Problem requirements —
Check each line of the data for "from" and select those that have it.

Start of Exercise materials

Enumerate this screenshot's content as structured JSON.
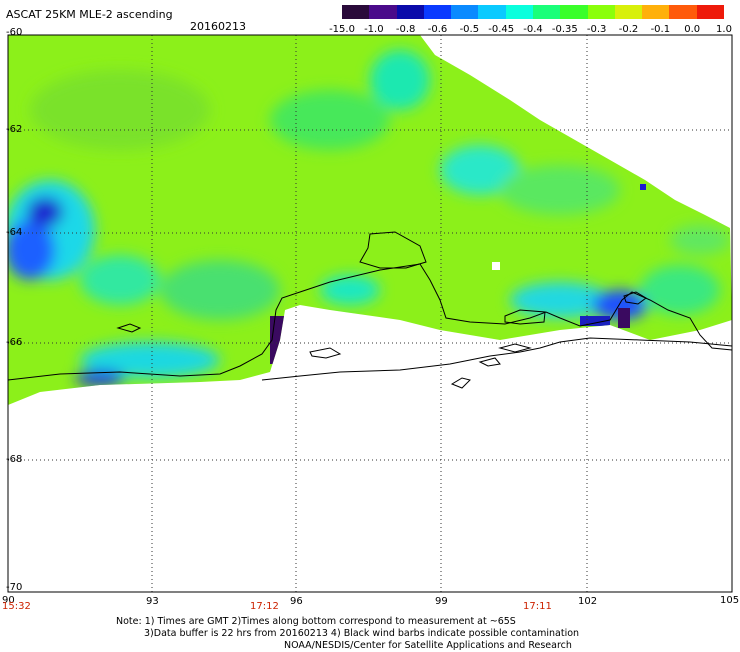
{
  "header": {
    "title": "ASCAT 25KM MLE-2 ascending",
    "date": "20160213"
  },
  "colorbar": {
    "labels": [
      "-15.0",
      "-1.0",
      "-0.8",
      "-0.6",
      "-0.5",
      "-0.45",
      "-0.4",
      "-0.35",
      "-0.3",
      "-0.2",
      "-0.1",
      "0.0",
      "1.0"
    ],
    "colors": [
      "#2a0a3a",
      "#4a0a8a",
      "#0a0aaa",
      "#0a3aff",
      "#0a8aff",
      "#0acaff",
      "#0affdd",
      "#1aff7a",
      "#3aff2a",
      "#8aff0a",
      "#d8f00a",
      "#ffb00a",
      "#ff5a0a",
      "#ee1a0a"
    ]
  },
  "axes": {
    "lat_labels": [
      "-60",
      "-62",
      "-64",
      "-66",
      "-68",
      "-70"
    ],
    "lon_labels": [
      "90",
      "93",
      "96",
      "99",
      "102",
      "105"
    ],
    "times": [
      "15:32",
      "17:12",
      "17:11"
    ]
  },
  "notes": {
    "line1": "Note: 1) Times are GMT 2)Times along bottom correspond to measurement at ~65S",
    "line2": "3)Data buffer is 22 hrs from 20160213 4) Black wind barbs indicate possible contamination",
    "line3": "NOAA/NESDIS/Center for Satellite Applications and Research"
  }
}
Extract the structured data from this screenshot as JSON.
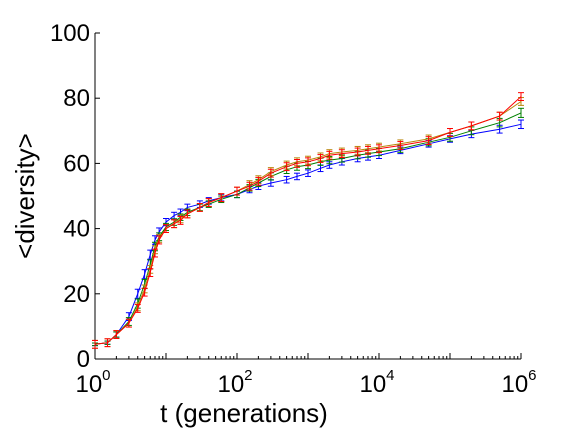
{
  "chart_data": {
    "type": "line",
    "xlabel": "t (generations)",
    "ylabel": "<diversity>",
    "xscale": "log",
    "xlim": [
      1,
      1000000
    ],
    "ylim": [
      0,
      100
    ],
    "yticks": [
      0,
      20,
      40,
      60,
      80,
      100
    ],
    "xticks": [
      {
        "base": "10",
        "exp": "0"
      },
      {
        "base": "10",
        "exp": "2"
      },
      {
        "base": "10",
        "exp": "4"
      },
      {
        "base": "10",
        "exp": "6"
      }
    ],
    "grid": false,
    "legend": "none",
    "error_bars": true,
    "series": [
      {
        "color": "#0000ff",
        "x": [
          1,
          1.5,
          2,
          3,
          4,
          5,
          6,
          7,
          8,
          10,
          13,
          16,
          20,
          30,
          40,
          60,
          100,
          150,
          200,
          300,
          500,
          700,
          1000,
          1500,
          2000,
          3000,
          5000,
          7000,
          10000,
          20000,
          50000,
          100000,
          200000,
          500000,
          1000000
        ],
        "y": [
          4.5,
          5,
          7.5,
          13,
          20,
          26,
          32,
          36.5,
          39,
          42,
          44,
          45,
          46.5,
          47.5,
          48.5,
          49.5,
          50.5,
          52,
          53,
          54,
          55,
          56,
          57,
          58.5,
          59.5,
          60.5,
          61.5,
          62,
          62.5,
          64,
          66,
          67.5,
          69,
          70.5,
          72
        ],
        "err": [
          0.4,
          0.5,
          0.8,
          1.2,
          1.4,
          1.4,
          1.4,
          1.3,
          1.2,
          1.1,
          1.0,
          1.0,
          1.0,
          1.0,
          1.0,
          1.0,
          1.0,
          1.0,
          1.0,
          1.0,
          1.0,
          1.0,
          1.0,
          1.0,
          1.0,
          1.0,
          1.0,
          1.0,
          1.0,
          1.0,
          1.0,
          1.0,
          1.1,
          1.2,
          1.3
        ]
      },
      {
        "color": "#008000",
        "x": [
          1,
          1.5,
          2,
          3,
          4,
          5,
          6,
          7,
          8,
          10,
          13,
          16,
          20,
          30,
          40,
          60,
          100,
          150,
          200,
          300,
          500,
          700,
          1000,
          1500,
          2000,
          3000,
          5000,
          7000,
          10000,
          20000,
          50000,
          100000,
          200000,
          500000,
          1000000
        ],
        "y": [
          4.5,
          5,
          7.5,
          11.5,
          17,
          23,
          29,
          34.5,
          37.5,
          40.5,
          42,
          43.5,
          45,
          46.5,
          47.5,
          49,
          50.5,
          52.5,
          54,
          56,
          58,
          59,
          59.5,
          60.5,
          61,
          61.5,
          62.5,
          63,
          63.5,
          64.5,
          66.5,
          68,
          70,
          72.5,
          75.5
        ],
        "err": [
          0.4,
          0.5,
          0.8,
          1.2,
          1.4,
          1.4,
          1.4,
          1.3,
          1.2,
          1.1,
          1.0,
          1.0,
          1.0,
          1.0,
          1.0,
          1.0,
          1.0,
          1.0,
          1.1,
          1.1,
          1.1,
          1.1,
          1.1,
          1.1,
          1.1,
          1.1,
          1.1,
          1.1,
          1.1,
          1.1,
          1.1,
          1.2,
          1.2,
          1.3,
          1.4
        ]
      },
      {
        "color": "#b8860b",
        "x": [
          1,
          1.5,
          2,
          3,
          4,
          5,
          6,
          7,
          8,
          10,
          13,
          16,
          20,
          30,
          40,
          60,
          100,
          150,
          200,
          300,
          500,
          700,
          1000,
          1500,
          2000,
          3000,
          5000,
          7000,
          10000,
          20000,
          50000,
          100000,
          200000,
          500000,
          1000000
        ],
        "y": [
          4.5,
          5,
          7.5,
          11,
          16,
          21.5,
          27.5,
          33.5,
          37,
          40,
          41.5,
          43,
          44.5,
          46.5,
          48,
          49.5,
          51.5,
          53.5,
          55,
          57.5,
          59.5,
          60.5,
          61,
          62,
          63,
          63.5,
          64,
          64.5,
          65,
          66,
          67.5,
          69.5,
          71.5,
          74.5,
          79
        ]
      },
      {
        "color": "#ff0000",
        "x": [
          1,
          1.5,
          2,
          3,
          4,
          5,
          6,
          7,
          8,
          10,
          13,
          16,
          20,
          30,
          40,
          60,
          100,
          150,
          200,
          300,
          500,
          700,
          1000,
          1500,
          2000,
          3000,
          5000,
          7000,
          10000,
          20000,
          50000,
          100000,
          200000,
          500000,
          1000000
        ],
        "y": [
          4.5,
          5,
          7.5,
          11,
          15.5,
          20.5,
          26.5,
          32.5,
          36.5,
          40,
          41.5,
          42.5,
          44.5,
          46.5,
          48,
          49.5,
          51.5,
          53,
          54.5,
          57,
          59,
          60,
          60.5,
          61.5,
          62.5,
          63,
          63.5,
          64,
          64.5,
          65.5,
          67,
          69.5,
          71.5,
          74.5,
          80.5
        ]
      }
    ]
  }
}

End of Exercise materials

Final result —
    "line2": "3)Data buffer is 22 hrs from 20160213 4) Black wind barbs indicate possible contamination",
Extract the structured data from this screenshot as JSON.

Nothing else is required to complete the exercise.